* REQUIREMENTS: Will you output the entries below exactly, skipping every image they contain?

(Collection entries)
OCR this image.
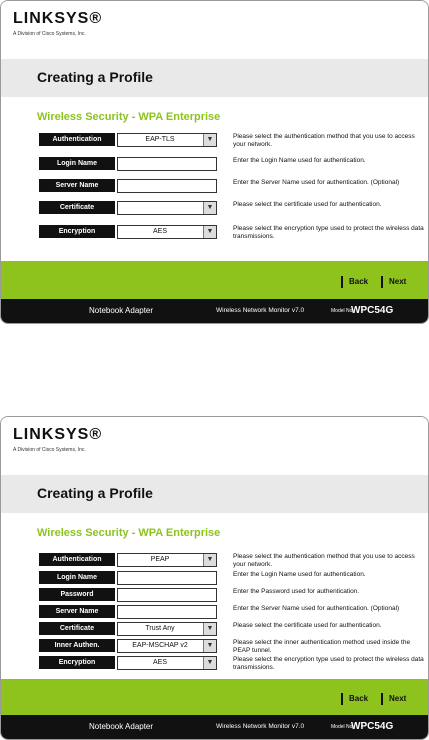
LINKSYS®
A Division of Cisco Systems, Inc.
Creating a Profile
Wireless Security - WPA Enterprise
Authentication	EAP-TLS	▼	Please select the authentication method that you use to access your network.
Login Name	Enter the Login Name used for authentication.
Server Name	Enter the Server Name used for authentication. (Optional)
Certificate	▼	Please select the certificate used for authentication.
Encryption	AES	▼	Please select the encryption type used to protect the wireless data transmissions.
Back	Next
Notebook Adapter	Wireless Network Monitor v7.0	Model No.
WPC54G
LINKSYS®
A Division of Cisco Systems, Inc.
Creating a Profile
Wireless Security - WPA Enterprise
Authentication	PEAP	▼	Please select the authentication method that you use to access your network.
Login Name	Enter the Login Name used for authentication.
Password	Enter the Password used for authentication.
Server Name	Enter the Server Name used for authentication. (Optional)
Certificate	Trust Any	▼	Please select the certificate used for authentication.
Inner Authen.	EAP-MSCHAP v2	▼	Please select the inner authentication method used inside the PEAP tunnel.
Encryption	AES	▼	Please select the encryption type used to protect the wireless data transmissions.
Back	Next
Notebook Adapter	Wireless Network Monitor v7.0	Model No.
WPC54G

* THE SOLUTION:
OCR this image.
LINKSYS®
A Division of Cisco Systems, Inc.
Creating a Profile
Wireless Security - WPA Enterprise
Authentication	EAP-TLS	▼	Please select the authentication method that you use to access your network.
Login Name	Enter the Login Name used for authentication.
Server Name	Enter the Server Name used for authentication. (Optional)
Certificate	▼	Please select the certificate used for authentication.
Encryption	AES	▼	Please select the encryption type used to protect the wireless data transmissions.
Back	Next
Notebook Adapter	Wireless Network Monitor v7.0	Model No.
WPC54G
LINKSYS®
A Division of Cisco Systems, Inc.
Creating a Profile
Wireless Security - WPA Enterprise
Authentication	PEAP	▼	Please select the authentication method that you use to access your network.
Login Name	Enter the Login Name used for authentication.
Password	Enter the Password used for authentication.
Server Name	Enter the Server Name used for authentication. (Optional)
Certificate	Trust Any	▼	Please select the certificate used for authentication.
Inner Authen.	EAP-MSCHAP v2	▼	Please select the inner authentication method used inside the PEAP tunnel.
Encryption	AES	▼	Please select the encryption type used to protect the wireless data transmissions.
Back	Next
Notebook Adapter	Wireless Network Monitor v7.0	Model No.
WPC54G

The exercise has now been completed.